Task statement
Below are records; count the lines that contain "birth" and give only the total.

━━━

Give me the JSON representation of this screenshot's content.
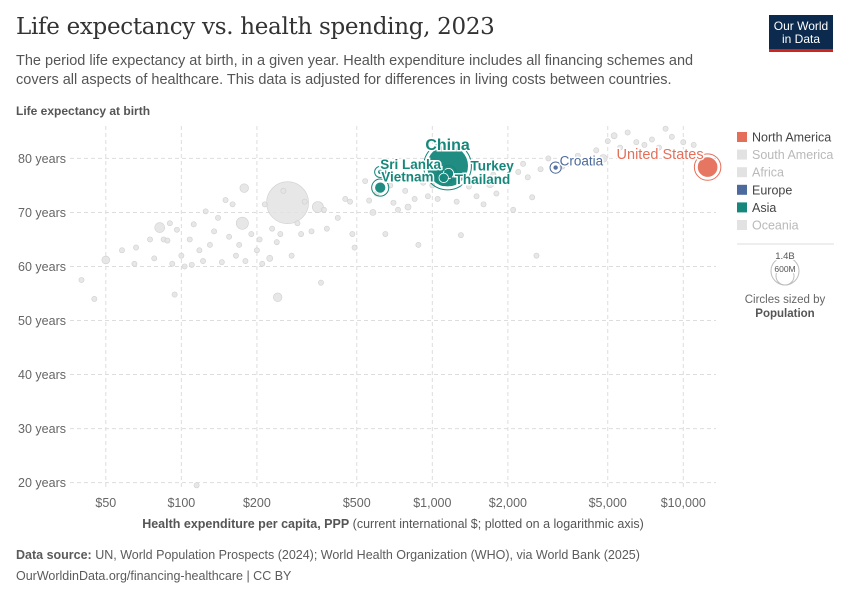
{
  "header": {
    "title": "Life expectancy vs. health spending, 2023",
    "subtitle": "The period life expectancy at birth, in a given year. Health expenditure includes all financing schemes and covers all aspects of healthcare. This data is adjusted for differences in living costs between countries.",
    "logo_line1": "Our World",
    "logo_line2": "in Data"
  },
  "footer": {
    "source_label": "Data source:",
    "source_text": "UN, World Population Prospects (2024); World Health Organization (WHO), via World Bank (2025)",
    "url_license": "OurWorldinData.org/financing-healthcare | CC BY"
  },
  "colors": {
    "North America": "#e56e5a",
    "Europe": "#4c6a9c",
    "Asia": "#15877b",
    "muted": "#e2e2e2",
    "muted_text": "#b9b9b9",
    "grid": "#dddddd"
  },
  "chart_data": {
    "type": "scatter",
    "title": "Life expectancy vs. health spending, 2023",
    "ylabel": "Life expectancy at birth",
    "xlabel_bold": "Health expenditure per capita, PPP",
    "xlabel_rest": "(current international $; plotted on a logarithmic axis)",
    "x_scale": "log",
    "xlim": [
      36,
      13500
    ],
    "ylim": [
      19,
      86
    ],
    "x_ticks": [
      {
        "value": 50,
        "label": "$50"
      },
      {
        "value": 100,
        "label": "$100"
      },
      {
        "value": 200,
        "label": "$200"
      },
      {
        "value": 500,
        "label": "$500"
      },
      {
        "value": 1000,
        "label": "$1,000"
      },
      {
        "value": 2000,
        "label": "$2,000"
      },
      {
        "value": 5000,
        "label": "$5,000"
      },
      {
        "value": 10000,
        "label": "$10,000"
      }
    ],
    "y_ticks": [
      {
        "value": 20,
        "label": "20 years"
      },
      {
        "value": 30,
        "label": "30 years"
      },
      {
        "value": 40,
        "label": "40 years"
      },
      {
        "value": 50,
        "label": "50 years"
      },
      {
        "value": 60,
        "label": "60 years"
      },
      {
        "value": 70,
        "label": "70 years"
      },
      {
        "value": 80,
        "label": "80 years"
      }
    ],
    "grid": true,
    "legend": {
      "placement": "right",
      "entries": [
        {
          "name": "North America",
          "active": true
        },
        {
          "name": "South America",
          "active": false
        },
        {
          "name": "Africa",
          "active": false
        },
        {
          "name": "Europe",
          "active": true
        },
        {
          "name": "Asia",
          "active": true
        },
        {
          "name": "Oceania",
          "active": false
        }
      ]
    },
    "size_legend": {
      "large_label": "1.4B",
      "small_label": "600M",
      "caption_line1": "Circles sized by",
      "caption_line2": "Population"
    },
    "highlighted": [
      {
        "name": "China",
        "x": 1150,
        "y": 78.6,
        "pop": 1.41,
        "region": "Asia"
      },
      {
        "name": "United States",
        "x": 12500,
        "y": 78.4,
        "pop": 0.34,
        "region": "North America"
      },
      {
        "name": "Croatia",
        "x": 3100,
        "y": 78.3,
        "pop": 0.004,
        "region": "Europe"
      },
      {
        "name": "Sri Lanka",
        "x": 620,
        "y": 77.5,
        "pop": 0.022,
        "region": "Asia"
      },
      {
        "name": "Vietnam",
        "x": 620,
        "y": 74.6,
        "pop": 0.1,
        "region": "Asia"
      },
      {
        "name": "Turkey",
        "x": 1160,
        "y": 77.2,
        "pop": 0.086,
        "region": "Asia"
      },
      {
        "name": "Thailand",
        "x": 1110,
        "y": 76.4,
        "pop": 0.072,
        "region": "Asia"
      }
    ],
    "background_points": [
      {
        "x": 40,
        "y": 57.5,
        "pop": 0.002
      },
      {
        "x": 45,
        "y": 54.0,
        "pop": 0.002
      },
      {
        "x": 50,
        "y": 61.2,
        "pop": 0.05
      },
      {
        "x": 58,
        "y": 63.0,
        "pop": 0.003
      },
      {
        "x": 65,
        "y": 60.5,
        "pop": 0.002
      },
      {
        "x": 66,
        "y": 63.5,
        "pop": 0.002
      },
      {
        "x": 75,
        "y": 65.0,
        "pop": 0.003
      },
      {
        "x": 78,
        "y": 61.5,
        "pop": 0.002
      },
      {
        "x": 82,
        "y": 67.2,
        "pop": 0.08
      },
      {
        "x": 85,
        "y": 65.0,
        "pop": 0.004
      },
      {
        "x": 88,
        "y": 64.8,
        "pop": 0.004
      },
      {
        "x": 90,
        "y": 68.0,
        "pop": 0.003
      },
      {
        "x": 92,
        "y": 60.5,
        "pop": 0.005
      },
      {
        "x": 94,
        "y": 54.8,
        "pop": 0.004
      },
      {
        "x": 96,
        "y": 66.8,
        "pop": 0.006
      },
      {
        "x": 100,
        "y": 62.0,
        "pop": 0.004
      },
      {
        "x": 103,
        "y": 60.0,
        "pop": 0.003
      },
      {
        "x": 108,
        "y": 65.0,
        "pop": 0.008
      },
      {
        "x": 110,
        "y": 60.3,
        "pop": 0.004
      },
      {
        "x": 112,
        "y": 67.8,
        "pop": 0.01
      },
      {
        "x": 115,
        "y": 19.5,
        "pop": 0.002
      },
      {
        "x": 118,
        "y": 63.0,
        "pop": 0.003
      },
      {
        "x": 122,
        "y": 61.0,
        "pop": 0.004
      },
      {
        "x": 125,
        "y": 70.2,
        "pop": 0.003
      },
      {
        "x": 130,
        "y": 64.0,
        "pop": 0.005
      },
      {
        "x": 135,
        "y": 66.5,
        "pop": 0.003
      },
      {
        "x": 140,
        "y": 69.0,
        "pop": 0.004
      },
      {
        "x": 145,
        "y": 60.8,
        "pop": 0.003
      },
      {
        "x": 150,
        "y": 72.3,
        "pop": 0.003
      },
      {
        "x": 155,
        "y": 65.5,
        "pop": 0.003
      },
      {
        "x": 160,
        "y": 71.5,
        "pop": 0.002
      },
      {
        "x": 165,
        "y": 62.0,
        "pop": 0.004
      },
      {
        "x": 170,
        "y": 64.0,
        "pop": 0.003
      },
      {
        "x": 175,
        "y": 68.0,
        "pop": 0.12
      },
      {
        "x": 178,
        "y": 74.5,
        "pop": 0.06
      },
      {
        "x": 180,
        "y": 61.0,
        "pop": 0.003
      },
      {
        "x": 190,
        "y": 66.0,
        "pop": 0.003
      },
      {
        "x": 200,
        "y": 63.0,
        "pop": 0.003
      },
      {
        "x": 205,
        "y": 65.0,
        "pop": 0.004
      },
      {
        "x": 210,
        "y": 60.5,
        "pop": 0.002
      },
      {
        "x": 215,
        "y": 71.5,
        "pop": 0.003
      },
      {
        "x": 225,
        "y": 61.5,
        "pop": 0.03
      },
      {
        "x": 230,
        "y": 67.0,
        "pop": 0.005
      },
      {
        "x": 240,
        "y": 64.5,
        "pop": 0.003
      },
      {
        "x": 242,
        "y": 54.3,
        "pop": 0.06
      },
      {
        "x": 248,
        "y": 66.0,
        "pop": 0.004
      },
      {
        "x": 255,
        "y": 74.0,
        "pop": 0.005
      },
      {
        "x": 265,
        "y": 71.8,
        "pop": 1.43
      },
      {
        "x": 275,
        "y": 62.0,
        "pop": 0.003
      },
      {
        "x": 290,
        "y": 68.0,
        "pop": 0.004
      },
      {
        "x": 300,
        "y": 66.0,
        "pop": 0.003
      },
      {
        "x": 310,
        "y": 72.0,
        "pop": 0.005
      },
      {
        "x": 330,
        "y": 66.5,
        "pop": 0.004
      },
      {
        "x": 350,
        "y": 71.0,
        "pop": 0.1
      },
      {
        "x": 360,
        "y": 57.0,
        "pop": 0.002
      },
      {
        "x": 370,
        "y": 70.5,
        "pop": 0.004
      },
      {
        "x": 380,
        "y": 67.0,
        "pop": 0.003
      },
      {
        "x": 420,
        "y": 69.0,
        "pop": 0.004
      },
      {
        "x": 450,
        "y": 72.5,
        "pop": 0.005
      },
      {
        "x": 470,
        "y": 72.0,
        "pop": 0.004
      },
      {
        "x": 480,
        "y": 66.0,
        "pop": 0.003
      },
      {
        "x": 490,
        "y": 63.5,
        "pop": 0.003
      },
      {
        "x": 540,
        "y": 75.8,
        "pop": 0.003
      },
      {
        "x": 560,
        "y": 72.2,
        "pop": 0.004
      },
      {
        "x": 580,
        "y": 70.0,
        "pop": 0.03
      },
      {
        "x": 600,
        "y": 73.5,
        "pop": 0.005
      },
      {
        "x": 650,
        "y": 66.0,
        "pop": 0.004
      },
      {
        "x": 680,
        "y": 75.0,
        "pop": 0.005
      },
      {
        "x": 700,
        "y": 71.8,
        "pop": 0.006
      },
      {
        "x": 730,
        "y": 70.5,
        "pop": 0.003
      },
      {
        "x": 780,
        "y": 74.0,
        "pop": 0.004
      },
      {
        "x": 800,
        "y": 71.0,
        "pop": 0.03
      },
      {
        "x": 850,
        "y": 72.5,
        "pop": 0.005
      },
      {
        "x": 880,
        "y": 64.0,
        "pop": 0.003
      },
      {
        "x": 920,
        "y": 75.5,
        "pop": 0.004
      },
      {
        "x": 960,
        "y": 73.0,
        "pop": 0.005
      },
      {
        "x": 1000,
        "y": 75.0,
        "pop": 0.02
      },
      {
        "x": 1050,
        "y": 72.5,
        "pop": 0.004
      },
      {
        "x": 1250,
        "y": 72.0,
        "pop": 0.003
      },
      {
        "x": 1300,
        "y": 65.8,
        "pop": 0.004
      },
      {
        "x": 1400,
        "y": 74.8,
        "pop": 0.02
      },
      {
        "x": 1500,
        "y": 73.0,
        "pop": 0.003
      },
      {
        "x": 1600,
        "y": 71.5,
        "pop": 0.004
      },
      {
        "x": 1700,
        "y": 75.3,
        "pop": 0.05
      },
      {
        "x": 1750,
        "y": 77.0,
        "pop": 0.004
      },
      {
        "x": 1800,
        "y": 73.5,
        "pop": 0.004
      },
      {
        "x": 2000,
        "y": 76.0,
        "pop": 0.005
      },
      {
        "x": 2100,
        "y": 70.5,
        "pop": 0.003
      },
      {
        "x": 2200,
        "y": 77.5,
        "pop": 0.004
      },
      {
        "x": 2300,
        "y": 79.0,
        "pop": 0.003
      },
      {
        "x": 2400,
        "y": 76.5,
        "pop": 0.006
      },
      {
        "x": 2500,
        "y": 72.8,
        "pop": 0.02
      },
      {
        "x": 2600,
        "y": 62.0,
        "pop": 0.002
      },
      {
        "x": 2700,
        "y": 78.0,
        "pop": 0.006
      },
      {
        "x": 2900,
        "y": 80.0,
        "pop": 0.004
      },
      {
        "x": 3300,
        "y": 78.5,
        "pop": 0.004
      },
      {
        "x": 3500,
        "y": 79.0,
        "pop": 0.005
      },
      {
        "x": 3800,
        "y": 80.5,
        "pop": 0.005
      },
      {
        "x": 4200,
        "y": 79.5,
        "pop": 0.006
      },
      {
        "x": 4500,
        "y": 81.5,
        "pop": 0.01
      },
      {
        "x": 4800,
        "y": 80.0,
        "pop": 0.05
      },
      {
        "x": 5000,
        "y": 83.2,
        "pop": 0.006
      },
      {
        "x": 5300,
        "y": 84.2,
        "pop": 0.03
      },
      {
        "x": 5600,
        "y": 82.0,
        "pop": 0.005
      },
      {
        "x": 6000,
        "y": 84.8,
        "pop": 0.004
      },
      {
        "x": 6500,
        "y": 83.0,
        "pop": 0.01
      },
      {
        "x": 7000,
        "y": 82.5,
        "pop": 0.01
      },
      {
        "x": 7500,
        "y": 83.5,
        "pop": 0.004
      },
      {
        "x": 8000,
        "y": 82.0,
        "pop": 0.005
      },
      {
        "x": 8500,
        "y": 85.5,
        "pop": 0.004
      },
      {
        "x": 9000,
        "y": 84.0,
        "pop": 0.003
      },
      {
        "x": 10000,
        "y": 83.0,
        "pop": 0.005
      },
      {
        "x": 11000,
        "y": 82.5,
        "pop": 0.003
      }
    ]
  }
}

━━━

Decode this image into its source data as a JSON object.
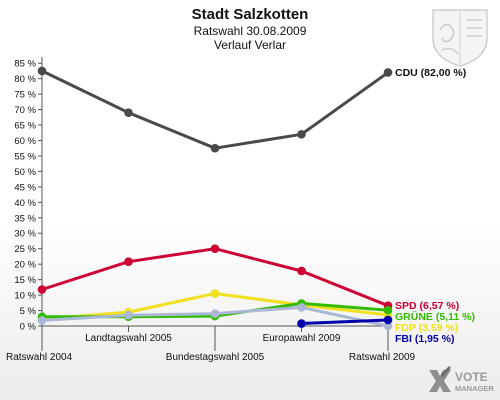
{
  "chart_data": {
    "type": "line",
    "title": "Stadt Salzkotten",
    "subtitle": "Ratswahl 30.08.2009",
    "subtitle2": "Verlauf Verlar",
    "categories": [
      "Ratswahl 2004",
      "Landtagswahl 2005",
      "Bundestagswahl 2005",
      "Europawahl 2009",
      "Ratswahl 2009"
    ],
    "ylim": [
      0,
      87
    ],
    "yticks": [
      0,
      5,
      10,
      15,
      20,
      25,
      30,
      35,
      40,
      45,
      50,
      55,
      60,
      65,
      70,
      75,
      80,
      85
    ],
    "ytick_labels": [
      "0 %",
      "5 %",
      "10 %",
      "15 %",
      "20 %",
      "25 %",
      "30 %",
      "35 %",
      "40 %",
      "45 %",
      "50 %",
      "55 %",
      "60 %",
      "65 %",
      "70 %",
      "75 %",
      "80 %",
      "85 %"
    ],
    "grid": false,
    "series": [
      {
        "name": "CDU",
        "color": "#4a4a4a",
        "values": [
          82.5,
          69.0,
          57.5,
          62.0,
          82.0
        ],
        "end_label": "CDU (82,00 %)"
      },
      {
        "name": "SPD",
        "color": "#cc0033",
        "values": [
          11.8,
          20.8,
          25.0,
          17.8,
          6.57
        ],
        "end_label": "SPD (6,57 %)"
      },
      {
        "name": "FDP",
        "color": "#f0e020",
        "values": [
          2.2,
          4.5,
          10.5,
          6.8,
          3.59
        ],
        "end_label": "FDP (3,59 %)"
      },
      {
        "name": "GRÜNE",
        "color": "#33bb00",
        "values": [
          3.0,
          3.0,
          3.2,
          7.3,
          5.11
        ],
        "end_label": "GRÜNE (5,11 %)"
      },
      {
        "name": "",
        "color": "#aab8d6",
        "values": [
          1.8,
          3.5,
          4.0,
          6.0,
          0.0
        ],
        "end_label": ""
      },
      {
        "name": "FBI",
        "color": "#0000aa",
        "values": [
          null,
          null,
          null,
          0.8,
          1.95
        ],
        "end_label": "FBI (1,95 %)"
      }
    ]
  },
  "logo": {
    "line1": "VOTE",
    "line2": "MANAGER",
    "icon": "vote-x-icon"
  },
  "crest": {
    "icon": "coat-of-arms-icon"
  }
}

━━━

Final answer
2